* _INSTRUCTIONS TO FOLLOW_: The answer is one number: how many lines hold the string "JSON".

* _INPUT MATERIAL_:

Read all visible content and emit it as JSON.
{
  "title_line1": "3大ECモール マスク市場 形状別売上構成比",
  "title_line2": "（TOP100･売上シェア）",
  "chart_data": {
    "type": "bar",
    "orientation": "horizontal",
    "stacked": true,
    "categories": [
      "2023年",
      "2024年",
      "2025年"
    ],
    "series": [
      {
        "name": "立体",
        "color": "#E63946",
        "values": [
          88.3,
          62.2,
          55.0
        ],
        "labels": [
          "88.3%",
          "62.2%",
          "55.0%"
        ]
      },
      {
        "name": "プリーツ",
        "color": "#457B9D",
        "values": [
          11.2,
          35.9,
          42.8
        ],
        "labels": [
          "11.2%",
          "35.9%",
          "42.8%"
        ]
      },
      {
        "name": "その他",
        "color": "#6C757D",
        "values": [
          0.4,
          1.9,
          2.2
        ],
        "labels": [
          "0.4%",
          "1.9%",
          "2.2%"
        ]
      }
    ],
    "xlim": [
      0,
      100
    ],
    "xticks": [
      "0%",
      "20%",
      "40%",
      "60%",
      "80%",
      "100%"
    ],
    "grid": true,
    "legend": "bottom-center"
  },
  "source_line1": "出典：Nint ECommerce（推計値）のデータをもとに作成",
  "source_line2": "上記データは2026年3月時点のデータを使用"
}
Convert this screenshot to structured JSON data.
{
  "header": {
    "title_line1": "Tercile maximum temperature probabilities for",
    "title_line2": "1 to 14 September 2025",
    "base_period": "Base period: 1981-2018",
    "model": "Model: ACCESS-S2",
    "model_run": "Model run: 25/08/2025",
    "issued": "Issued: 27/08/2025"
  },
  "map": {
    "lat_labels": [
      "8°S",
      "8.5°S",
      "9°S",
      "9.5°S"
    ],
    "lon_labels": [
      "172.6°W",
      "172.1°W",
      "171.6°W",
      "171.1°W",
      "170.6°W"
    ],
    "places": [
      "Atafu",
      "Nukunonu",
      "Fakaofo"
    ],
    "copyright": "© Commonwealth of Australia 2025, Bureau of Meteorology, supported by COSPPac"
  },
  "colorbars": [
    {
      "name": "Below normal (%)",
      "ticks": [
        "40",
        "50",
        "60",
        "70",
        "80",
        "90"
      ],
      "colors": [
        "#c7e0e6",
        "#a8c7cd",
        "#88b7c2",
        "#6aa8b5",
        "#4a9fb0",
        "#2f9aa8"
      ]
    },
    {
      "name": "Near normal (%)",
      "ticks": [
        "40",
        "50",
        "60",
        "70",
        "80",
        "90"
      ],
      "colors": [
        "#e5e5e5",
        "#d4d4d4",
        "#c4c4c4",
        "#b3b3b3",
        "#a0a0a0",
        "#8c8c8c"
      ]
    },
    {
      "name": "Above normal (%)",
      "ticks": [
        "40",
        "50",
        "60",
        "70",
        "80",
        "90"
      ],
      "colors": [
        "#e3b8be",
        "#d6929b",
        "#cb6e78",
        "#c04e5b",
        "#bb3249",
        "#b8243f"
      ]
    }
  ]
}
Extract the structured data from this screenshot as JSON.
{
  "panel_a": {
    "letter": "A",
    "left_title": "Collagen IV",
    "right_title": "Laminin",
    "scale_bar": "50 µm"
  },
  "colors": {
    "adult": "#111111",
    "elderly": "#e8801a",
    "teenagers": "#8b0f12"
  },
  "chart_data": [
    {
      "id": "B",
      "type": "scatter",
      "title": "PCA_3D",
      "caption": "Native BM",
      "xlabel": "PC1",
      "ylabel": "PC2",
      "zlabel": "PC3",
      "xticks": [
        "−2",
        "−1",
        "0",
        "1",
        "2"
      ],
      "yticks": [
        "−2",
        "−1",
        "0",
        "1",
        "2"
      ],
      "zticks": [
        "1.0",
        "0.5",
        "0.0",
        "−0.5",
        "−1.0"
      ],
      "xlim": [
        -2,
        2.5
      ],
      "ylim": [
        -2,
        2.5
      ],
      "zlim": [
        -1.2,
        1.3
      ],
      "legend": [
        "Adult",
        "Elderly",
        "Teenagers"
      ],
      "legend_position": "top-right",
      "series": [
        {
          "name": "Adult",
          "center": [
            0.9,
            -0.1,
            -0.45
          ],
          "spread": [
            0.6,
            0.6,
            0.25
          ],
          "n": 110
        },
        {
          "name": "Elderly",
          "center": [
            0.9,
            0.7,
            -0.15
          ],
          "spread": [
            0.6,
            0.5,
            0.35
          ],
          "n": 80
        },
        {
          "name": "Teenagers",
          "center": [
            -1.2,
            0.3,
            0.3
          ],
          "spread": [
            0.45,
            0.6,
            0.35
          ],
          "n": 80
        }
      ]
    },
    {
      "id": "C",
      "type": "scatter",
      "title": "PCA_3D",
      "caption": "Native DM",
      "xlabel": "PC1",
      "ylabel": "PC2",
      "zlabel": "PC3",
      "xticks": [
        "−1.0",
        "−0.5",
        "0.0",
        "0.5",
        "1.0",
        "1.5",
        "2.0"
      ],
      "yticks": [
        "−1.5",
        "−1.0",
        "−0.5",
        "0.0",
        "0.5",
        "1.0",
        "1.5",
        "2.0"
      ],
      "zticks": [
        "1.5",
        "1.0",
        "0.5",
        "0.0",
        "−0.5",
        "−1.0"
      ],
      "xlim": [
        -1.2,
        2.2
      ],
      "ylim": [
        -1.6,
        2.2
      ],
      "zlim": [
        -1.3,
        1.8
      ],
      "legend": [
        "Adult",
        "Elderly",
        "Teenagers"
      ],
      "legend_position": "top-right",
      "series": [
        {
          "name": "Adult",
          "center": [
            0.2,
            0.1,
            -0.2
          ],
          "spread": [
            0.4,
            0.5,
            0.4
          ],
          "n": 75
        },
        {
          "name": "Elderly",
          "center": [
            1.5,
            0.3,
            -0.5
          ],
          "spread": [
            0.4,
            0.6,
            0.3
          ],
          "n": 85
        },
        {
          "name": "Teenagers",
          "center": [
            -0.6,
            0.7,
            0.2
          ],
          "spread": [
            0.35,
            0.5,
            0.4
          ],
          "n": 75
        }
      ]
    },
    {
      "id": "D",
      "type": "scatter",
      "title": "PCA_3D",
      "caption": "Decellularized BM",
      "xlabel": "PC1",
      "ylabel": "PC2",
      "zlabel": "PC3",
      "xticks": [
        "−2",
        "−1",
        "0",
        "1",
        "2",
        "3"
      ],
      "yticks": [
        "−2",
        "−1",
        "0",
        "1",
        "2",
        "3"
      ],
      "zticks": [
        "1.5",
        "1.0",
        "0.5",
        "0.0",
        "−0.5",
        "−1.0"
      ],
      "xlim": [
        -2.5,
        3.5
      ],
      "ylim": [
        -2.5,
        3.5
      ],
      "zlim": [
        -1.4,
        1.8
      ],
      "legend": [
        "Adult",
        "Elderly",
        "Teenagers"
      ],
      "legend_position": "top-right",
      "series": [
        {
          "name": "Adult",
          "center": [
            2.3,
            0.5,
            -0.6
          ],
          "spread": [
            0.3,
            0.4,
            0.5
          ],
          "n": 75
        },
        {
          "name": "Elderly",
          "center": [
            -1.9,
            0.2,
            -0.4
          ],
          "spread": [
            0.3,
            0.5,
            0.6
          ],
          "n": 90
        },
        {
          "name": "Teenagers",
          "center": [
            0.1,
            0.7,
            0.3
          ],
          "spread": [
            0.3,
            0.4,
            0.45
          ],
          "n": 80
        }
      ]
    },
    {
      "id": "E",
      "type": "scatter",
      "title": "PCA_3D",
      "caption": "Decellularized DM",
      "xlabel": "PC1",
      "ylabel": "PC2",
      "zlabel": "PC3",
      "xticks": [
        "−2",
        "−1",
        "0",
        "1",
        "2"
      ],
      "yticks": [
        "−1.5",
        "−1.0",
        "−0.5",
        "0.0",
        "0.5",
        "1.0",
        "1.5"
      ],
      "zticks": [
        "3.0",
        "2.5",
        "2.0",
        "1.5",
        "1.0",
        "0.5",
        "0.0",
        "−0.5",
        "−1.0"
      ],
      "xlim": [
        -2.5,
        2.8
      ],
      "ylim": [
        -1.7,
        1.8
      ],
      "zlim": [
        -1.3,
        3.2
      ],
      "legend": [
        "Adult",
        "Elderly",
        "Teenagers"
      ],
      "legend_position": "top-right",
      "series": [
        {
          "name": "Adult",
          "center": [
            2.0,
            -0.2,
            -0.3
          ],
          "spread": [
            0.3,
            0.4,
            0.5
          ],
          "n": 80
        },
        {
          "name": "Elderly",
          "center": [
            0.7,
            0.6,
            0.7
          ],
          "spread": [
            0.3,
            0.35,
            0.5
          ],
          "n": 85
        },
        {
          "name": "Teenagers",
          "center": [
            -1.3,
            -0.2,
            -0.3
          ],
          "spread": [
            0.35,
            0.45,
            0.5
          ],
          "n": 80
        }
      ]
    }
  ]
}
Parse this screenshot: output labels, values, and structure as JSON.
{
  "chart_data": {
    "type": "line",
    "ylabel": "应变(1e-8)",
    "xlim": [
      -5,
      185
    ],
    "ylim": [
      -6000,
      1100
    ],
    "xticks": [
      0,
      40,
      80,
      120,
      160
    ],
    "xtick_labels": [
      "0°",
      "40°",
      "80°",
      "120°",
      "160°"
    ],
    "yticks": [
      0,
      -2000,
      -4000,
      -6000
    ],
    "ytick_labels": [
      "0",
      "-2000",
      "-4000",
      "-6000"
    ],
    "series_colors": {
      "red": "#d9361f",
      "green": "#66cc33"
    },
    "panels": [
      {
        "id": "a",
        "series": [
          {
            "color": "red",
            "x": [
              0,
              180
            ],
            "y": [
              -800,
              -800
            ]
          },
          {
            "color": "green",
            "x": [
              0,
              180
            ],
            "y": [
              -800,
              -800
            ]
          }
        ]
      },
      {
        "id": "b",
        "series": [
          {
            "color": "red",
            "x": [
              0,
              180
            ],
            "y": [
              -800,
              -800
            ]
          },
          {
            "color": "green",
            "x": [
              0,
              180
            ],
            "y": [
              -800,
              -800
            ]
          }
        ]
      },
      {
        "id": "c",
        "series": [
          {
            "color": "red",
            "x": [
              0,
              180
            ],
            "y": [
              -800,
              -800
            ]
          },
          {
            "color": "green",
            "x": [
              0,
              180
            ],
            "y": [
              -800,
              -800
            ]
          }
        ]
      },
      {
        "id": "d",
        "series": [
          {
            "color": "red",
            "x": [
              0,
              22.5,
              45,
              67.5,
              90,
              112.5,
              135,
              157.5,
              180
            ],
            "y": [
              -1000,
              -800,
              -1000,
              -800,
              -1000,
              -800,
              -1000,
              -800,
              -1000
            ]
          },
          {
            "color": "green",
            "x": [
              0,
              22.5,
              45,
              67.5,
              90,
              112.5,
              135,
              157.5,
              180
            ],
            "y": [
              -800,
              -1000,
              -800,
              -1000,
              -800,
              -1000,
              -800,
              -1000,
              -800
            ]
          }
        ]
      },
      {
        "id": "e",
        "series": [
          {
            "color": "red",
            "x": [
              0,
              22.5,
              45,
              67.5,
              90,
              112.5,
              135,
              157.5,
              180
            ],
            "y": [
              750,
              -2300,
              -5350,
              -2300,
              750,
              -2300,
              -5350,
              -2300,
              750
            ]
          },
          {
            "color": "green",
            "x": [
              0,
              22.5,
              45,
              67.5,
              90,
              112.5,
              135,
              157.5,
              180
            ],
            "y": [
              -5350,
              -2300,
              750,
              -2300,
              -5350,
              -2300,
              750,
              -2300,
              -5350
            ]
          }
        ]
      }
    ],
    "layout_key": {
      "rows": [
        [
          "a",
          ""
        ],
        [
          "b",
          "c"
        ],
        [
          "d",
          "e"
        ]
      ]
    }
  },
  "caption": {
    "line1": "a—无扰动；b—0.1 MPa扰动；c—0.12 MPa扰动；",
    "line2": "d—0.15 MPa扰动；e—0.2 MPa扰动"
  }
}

* _SOLVED PROBLEM_: 4